WHAT TO PRODUCE:
Report how many lines hold the string "Motor". Give the number and nothing else.

== INFORMATION SHOWN ==

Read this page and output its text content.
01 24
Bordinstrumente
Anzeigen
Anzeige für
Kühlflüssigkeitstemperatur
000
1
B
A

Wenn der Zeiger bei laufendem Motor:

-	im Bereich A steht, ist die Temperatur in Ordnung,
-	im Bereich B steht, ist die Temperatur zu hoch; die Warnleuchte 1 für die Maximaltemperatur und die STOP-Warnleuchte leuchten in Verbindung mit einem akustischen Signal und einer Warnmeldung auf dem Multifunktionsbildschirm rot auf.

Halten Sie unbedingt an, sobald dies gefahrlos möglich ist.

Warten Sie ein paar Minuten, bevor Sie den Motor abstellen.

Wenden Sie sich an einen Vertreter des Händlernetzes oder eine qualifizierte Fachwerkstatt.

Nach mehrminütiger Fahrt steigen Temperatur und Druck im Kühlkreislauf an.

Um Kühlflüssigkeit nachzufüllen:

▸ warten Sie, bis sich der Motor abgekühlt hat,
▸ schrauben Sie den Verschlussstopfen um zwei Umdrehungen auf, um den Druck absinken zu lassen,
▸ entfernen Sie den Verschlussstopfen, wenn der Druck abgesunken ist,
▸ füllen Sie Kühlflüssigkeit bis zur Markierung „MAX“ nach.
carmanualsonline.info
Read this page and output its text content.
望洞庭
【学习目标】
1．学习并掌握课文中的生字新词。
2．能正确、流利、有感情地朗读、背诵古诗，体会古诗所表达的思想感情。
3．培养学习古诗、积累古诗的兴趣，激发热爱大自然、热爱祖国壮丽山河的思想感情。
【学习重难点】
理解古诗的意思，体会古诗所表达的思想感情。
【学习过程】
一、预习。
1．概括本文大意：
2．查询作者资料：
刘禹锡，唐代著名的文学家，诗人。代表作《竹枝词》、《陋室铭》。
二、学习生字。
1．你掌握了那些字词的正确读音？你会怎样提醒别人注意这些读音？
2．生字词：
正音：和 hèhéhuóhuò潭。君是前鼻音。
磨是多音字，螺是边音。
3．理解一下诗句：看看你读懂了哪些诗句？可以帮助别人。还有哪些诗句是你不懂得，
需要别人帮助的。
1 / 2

===

WRITTEN RESPONSE:
3